Count every line in the entries that contains "например". Report that count alone.

-- Begin RECORDS SUPPLIED --

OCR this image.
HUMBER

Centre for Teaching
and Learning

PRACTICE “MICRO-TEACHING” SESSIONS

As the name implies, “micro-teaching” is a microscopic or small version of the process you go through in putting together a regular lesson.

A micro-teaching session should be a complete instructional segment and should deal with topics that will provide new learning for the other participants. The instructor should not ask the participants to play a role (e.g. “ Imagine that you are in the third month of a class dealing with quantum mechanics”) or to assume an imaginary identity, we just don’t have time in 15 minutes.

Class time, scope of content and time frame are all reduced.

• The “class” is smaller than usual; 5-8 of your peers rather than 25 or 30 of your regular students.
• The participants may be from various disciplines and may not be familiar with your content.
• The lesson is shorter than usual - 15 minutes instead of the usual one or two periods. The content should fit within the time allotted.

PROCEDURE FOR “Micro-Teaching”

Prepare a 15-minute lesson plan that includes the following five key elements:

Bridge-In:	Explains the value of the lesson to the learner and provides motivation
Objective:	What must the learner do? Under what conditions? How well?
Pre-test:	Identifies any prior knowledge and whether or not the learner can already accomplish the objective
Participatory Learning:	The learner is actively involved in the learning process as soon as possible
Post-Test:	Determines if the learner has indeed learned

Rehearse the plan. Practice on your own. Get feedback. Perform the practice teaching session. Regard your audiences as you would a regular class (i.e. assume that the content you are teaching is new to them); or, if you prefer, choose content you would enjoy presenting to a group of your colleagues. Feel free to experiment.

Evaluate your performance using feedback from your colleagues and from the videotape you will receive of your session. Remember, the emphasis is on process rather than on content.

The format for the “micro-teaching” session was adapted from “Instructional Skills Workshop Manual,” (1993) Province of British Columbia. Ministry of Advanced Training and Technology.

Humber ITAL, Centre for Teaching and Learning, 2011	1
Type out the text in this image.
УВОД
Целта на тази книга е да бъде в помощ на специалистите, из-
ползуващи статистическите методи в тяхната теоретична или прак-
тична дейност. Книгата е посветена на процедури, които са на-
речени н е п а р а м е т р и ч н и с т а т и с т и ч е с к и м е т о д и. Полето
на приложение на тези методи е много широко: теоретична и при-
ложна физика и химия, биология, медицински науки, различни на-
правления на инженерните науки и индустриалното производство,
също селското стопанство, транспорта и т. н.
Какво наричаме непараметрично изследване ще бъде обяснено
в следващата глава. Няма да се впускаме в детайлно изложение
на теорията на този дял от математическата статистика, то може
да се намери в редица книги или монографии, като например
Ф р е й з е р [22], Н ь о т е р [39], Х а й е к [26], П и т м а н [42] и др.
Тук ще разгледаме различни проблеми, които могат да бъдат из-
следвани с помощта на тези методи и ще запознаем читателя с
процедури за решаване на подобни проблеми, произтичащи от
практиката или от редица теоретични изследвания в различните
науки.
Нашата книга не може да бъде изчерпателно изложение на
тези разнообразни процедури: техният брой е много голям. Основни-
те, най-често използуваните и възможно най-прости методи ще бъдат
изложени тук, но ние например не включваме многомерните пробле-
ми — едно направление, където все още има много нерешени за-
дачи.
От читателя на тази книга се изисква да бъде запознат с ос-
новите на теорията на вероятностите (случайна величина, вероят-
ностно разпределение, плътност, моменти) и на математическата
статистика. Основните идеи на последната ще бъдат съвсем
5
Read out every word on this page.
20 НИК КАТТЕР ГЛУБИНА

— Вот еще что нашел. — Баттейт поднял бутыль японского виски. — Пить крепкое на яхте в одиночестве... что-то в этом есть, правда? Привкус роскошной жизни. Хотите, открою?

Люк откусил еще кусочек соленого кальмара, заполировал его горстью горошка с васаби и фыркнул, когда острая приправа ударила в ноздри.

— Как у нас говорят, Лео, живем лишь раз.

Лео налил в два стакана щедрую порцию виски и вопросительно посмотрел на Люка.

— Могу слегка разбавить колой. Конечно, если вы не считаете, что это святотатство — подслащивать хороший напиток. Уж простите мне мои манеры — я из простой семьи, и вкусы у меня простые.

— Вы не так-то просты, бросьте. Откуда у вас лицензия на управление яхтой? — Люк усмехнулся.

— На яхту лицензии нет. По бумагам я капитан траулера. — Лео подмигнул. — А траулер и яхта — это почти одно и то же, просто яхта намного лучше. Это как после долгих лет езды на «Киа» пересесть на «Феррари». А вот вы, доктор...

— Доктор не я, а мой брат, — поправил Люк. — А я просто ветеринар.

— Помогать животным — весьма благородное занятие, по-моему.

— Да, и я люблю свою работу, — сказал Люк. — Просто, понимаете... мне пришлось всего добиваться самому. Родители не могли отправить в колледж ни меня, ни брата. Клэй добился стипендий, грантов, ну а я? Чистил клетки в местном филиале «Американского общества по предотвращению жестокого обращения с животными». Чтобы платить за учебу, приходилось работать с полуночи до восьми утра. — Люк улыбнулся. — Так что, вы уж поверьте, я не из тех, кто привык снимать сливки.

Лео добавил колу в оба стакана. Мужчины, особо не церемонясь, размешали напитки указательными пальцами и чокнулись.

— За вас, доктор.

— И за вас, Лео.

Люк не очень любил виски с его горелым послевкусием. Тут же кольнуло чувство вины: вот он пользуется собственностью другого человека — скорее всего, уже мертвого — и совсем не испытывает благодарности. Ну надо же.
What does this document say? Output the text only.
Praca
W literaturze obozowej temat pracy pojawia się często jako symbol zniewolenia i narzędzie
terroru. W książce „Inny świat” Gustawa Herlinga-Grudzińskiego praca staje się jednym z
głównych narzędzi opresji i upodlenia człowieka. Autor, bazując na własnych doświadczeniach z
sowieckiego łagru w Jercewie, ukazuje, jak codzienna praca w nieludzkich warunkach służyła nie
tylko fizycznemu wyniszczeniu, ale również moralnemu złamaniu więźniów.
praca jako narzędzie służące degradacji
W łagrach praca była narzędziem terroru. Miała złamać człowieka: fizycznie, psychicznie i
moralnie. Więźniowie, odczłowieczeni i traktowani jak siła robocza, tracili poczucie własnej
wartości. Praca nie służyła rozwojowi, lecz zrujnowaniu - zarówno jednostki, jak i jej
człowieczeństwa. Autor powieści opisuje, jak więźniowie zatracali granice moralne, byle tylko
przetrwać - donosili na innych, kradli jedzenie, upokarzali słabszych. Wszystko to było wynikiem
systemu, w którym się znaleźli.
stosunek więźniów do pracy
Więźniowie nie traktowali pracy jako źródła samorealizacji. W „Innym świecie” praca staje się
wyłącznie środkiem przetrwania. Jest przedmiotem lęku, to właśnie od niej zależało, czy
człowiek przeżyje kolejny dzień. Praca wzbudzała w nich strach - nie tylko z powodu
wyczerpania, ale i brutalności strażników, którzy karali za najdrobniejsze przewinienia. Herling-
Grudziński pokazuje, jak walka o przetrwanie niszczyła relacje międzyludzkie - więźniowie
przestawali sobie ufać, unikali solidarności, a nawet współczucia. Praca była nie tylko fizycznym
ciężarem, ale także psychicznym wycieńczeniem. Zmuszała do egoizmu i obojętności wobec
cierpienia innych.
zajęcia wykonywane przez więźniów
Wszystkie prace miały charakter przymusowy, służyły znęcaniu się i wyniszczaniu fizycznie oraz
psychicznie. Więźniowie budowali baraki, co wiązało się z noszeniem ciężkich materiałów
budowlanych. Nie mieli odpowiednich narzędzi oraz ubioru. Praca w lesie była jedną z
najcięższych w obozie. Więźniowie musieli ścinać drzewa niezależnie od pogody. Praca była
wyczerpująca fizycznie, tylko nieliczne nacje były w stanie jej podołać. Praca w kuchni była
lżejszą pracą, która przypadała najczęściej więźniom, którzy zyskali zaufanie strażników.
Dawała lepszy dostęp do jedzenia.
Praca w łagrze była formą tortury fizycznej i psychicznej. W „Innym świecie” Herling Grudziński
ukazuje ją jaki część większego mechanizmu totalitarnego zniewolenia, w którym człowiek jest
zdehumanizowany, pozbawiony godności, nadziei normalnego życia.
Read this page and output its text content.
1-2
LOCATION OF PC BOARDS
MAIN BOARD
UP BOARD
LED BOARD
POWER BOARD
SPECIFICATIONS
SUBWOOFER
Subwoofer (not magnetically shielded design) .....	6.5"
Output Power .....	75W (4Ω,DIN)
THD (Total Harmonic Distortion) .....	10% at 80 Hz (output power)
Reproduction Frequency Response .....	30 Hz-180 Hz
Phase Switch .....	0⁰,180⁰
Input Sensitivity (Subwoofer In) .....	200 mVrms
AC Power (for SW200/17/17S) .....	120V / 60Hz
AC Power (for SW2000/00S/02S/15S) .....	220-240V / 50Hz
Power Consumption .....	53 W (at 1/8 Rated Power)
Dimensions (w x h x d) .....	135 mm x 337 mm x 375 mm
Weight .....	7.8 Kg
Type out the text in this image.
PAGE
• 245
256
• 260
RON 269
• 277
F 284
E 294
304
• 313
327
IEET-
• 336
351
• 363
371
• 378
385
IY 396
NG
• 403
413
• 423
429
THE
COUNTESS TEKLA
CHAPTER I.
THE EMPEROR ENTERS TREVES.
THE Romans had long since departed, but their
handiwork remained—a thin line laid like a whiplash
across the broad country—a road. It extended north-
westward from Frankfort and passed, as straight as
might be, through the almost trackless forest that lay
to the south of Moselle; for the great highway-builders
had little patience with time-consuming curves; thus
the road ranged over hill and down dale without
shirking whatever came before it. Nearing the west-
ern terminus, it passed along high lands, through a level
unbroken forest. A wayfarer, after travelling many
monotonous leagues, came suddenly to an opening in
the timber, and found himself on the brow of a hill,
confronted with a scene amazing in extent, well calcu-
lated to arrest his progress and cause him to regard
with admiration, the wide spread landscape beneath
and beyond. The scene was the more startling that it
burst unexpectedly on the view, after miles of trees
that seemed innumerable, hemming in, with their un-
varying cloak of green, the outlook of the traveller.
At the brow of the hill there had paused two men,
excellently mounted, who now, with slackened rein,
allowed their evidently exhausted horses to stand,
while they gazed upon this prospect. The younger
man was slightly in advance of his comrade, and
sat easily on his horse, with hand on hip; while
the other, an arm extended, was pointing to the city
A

-- End RECORDS SUPPLIED --

SOLVED EXERCISE:
2